- [Aim of the task]
Collect all the lines that mention the word "color".

- [Data extract]
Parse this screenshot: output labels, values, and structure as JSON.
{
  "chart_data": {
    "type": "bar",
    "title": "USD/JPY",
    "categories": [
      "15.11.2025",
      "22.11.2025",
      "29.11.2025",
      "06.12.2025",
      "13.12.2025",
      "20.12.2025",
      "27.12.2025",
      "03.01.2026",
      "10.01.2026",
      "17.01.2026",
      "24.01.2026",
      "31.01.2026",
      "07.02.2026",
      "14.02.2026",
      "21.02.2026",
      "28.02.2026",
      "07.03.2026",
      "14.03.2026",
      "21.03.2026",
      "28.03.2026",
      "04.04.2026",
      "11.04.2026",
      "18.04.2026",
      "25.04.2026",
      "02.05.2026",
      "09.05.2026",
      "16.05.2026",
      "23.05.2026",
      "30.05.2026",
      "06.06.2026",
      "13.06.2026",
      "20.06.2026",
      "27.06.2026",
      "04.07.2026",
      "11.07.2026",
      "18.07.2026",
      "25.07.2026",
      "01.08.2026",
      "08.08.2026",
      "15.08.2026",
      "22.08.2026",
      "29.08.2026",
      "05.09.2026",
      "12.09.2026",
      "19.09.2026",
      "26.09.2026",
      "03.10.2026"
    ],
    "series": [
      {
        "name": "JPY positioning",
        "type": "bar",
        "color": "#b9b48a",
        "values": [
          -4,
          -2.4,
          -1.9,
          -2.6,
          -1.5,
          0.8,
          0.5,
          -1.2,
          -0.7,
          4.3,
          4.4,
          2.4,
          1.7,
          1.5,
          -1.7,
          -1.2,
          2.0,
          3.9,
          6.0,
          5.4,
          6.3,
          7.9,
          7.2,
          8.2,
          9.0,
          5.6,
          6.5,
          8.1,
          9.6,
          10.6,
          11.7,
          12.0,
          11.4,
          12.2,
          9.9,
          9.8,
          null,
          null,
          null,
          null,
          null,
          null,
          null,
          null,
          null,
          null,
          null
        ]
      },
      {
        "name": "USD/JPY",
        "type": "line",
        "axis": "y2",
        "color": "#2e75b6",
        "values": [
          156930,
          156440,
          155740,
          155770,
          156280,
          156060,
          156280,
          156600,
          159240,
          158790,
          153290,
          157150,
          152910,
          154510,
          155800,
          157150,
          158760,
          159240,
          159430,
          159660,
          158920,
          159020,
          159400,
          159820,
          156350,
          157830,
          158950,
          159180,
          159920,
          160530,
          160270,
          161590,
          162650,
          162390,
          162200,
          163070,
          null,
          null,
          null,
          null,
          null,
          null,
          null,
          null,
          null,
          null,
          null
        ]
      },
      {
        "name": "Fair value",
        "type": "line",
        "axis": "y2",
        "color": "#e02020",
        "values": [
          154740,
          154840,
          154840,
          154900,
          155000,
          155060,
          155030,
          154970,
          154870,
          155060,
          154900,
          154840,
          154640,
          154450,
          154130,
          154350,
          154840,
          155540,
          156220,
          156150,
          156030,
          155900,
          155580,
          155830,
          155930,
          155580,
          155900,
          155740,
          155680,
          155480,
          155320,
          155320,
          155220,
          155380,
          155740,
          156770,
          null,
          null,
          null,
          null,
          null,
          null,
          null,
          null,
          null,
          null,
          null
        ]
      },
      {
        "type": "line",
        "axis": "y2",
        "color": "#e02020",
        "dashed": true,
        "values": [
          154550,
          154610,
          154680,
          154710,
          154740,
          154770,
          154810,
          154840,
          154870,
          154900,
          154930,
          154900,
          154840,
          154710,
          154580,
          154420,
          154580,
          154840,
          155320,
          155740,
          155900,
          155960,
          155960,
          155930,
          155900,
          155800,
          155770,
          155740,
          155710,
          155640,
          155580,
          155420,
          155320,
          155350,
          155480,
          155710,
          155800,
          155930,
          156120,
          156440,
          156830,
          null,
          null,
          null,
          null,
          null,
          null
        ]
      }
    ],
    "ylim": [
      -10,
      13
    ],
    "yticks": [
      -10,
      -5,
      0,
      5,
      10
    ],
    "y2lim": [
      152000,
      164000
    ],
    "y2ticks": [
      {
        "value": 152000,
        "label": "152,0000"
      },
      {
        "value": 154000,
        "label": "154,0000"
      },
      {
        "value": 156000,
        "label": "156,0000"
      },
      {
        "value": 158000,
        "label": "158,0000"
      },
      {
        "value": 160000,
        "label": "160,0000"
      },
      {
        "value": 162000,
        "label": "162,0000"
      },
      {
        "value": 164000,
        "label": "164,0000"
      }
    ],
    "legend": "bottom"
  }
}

- [Written answer]
        "color": "#b9b48a",
        "color": "#2e75b6",
        "color": "#e02020",
        "color": "#e02020",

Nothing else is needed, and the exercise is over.